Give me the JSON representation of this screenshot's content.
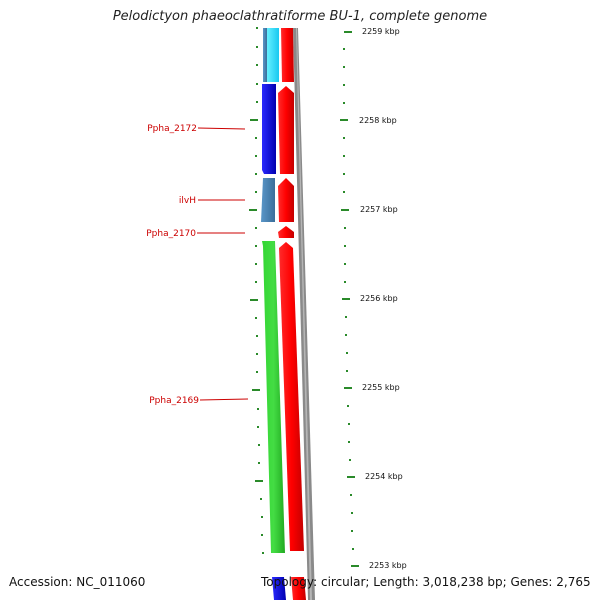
{
  "title": "Pelodictyon phaeoclathratiforme BU-1, complete genome",
  "accession": "Accession: NC_011060",
  "summary": "Topology: circular; Length: 3,018,238 bp; Genes: 2,765",
  "gene_labels": [
    {
      "id": "Ppha_2172",
      "text": "Ppha_2172"
    },
    {
      "id": "ilvH",
      "text": "ilvH"
    },
    {
      "id": "Ppha_2170",
      "text": "Ppha_2170"
    },
    {
      "id": "Ppha_2169",
      "text": "Ppha_2169"
    }
  ],
  "scale_labels": [
    "2259 kbp",
    "2258 kbp",
    "2257 kbp",
    "2256 kbp",
    "2255 kbp",
    "2254 kbp",
    "2253 kbp"
  ],
  "colors": {
    "cds_forward": "#ff0000",
    "cds_reverse_blue": "#1010e0",
    "cds_reverse_cyan": "#33e0ff",
    "cds_reverse_steel": "#4a86b8",
    "cds_reverse_green": "#33cc33",
    "backbone": "#888888",
    "ticks": "#2a8a2a",
    "label_text": "#cc0000"
  }
}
☆ ☆ ☆
The answer must be a word-for-word copy of all the entries, containing no pictures.

§ ANSWER TO THIS EXERCISE:
Give me the JSON representation of this screenshot's content.
{
  "title": "Pelodictyon phaeoclathratiforme BU-1, complete genome",
  "accession": "Accession: NC_011060",
  "summary": "Topology: circular; Length: 3,018,238 bp; Genes: 2,765",
  "gene_labels": [
    {
      "id": "Ppha_2172",
      "text": "Ppha_2172"
    },
    {
      "id": "ilvH",
      "text": "ilvH"
    },
    {
      "id": "Ppha_2170",
      "text": "Ppha_2170"
    },
    {
      "id": "Ppha_2169",
      "text": "Ppha_2169"
    }
  ],
  "scale_labels": [
    "2259 kbp",
    "2258 kbp",
    "2257 kbp",
    "2256 kbp",
    "2255 kbp",
    "2254 kbp",
    "2253 kbp"
  ],
  "colors": {
    "cds_forward": "#ff0000",
    "cds_reverse_blue": "#1010e0",
    "cds_reverse_cyan": "#33e0ff",
    "cds_reverse_steel": "#4a86b8",
    "cds_reverse_green": "#33cc33",
    "backbone": "#888888",
    "ticks": "#2a8a2a",
    "label_text": "#cc0000"
  }
}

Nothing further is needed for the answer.